Extracted records:

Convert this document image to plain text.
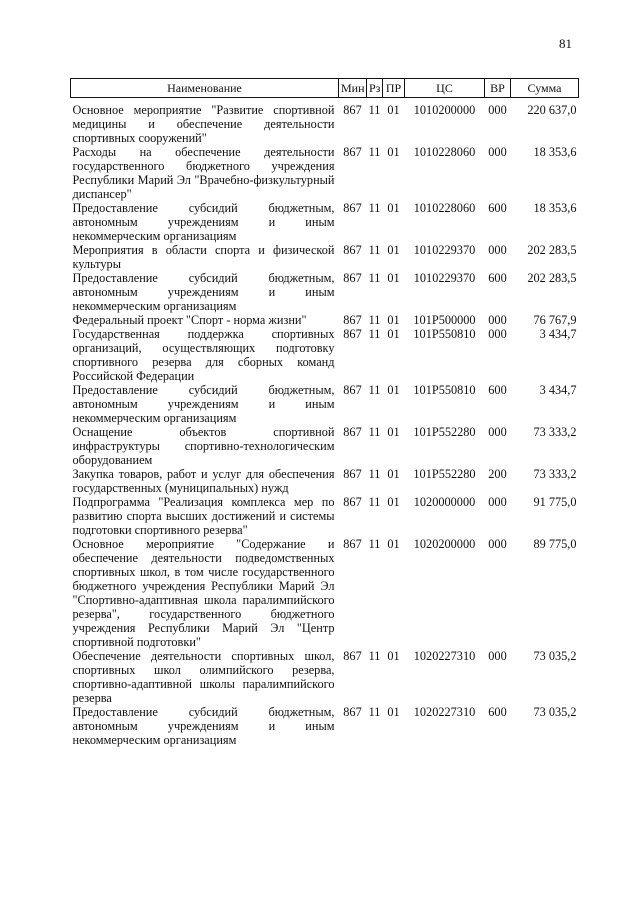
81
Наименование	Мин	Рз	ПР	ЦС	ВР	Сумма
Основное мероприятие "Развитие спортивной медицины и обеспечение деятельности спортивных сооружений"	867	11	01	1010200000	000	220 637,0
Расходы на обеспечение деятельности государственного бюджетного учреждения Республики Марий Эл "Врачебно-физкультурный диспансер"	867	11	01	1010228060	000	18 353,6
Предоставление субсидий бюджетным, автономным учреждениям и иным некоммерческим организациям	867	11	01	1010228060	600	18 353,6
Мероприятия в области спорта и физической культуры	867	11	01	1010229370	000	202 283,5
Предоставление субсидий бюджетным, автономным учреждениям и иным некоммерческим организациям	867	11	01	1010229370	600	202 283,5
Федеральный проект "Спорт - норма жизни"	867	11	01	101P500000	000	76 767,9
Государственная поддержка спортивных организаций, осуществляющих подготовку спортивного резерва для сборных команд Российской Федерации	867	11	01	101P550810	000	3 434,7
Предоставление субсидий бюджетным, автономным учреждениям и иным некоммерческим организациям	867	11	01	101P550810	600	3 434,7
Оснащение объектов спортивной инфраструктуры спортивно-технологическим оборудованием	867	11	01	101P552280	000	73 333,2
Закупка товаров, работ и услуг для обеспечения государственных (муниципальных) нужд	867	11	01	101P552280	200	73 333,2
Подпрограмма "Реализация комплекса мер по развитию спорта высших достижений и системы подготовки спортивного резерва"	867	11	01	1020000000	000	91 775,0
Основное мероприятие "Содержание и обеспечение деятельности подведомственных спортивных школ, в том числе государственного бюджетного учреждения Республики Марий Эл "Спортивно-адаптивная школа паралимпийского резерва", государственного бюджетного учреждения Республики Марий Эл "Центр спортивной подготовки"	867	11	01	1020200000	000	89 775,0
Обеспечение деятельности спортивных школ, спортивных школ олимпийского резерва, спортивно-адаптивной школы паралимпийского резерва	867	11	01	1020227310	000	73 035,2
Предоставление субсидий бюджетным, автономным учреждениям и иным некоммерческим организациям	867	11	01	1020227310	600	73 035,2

▶ _WORK REQUIRED_:
Return only those lines of the records that contain the string "паралимпийского".

▶ _TASK RESULT_:
Основное мероприятие "Содержание и обеспечение деятельности подведомственных спортивных школ, в том числе государственного бюджетного учреждения Республики Марий Эл "Спортивно-адаптивная школа паралимпийского резерва", государственного бюджетного учреждения Республики Марий Эл "Центр спортивной подготовки"	867	11	01	1020200000	000	89 775,0
Обеспечение деятельности спортивных школ, спортивных школ олимпийского резерва, спортивно-адаптивной школы паралимпийского резерва	867	11	01	1020227310	000	73 035,2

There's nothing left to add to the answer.